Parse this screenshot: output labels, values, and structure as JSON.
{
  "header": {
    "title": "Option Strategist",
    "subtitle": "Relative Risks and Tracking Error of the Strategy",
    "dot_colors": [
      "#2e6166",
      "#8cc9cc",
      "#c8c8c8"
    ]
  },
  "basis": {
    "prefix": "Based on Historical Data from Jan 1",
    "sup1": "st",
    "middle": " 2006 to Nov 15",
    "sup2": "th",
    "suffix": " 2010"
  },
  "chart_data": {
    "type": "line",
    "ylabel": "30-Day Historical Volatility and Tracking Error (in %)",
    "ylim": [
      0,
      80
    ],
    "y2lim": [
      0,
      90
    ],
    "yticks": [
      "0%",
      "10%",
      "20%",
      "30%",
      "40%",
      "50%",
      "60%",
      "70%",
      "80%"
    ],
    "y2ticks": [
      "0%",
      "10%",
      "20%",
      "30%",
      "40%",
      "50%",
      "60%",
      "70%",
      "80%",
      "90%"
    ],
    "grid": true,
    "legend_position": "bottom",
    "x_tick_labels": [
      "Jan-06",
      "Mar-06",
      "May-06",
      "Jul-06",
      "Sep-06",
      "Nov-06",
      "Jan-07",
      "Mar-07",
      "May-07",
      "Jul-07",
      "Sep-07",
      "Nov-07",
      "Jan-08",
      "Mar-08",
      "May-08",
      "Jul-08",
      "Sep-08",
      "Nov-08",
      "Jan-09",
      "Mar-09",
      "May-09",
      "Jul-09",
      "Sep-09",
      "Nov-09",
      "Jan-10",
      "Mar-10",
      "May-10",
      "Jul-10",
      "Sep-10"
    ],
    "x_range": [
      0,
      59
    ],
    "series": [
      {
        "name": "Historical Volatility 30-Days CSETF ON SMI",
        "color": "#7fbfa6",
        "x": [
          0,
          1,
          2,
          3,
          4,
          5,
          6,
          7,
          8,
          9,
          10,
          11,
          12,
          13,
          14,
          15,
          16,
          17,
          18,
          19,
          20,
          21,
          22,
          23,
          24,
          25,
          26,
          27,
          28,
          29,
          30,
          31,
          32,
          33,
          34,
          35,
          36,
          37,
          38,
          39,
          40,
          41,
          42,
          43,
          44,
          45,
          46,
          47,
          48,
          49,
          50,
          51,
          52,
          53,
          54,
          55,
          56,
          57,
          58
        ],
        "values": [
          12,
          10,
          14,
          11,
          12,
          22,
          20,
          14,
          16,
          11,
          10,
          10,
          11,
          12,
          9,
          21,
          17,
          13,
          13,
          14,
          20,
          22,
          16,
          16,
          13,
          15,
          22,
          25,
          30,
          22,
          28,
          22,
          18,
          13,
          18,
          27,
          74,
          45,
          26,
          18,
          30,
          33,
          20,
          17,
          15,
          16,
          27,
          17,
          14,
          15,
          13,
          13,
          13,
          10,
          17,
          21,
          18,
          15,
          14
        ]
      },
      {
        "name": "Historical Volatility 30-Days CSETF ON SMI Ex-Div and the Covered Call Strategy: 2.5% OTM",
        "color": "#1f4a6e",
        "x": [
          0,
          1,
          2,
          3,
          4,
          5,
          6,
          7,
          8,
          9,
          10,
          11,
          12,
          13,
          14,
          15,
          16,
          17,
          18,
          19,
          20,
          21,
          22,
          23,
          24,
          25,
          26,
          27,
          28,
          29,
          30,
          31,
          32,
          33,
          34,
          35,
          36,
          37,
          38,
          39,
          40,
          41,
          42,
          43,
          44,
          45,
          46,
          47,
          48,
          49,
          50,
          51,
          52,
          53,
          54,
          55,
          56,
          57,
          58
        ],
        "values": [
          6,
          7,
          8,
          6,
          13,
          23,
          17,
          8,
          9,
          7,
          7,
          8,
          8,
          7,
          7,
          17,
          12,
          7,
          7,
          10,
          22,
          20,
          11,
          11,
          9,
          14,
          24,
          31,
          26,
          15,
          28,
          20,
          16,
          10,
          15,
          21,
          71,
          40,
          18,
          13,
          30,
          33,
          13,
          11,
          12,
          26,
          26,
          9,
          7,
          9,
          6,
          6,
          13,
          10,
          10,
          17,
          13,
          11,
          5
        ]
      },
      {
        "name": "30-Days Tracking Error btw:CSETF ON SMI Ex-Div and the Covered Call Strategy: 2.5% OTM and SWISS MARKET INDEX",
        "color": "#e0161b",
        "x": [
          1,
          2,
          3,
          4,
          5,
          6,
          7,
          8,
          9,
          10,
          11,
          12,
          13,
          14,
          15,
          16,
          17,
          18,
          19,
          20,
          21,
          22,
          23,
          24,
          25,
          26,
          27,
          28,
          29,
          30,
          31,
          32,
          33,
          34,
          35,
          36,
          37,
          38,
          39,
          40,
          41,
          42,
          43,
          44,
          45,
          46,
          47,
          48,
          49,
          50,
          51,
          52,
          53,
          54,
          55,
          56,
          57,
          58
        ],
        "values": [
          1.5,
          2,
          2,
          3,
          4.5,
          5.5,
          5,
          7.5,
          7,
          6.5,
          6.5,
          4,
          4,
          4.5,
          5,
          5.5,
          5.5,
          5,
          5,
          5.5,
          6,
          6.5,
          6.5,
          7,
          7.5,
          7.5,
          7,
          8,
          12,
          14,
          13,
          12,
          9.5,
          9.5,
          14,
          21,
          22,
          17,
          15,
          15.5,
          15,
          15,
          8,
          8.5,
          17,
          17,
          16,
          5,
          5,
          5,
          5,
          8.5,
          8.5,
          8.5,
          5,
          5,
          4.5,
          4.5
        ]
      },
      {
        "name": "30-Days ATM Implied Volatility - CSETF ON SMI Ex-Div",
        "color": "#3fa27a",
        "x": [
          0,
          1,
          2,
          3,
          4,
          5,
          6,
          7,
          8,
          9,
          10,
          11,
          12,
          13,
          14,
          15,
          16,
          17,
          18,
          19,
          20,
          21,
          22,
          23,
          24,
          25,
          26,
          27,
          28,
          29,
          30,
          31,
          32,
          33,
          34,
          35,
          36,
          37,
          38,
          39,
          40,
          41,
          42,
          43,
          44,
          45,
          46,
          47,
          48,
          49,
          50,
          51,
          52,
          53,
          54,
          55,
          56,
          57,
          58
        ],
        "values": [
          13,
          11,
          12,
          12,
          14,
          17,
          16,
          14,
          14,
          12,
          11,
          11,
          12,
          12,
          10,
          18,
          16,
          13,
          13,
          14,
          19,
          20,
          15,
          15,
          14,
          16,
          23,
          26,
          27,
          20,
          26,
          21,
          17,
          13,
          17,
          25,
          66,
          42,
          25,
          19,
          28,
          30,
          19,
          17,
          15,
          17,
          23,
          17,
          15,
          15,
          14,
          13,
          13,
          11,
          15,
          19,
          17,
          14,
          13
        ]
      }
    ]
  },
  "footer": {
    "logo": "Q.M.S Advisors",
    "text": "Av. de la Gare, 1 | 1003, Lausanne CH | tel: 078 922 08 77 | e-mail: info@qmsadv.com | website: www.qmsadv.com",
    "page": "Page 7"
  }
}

──────

== TASK TO COMPLETE ==
Check each line above for the word "Call" and give the number of lines that have it, nothing else.

== RESULT OF THE TASK ==
2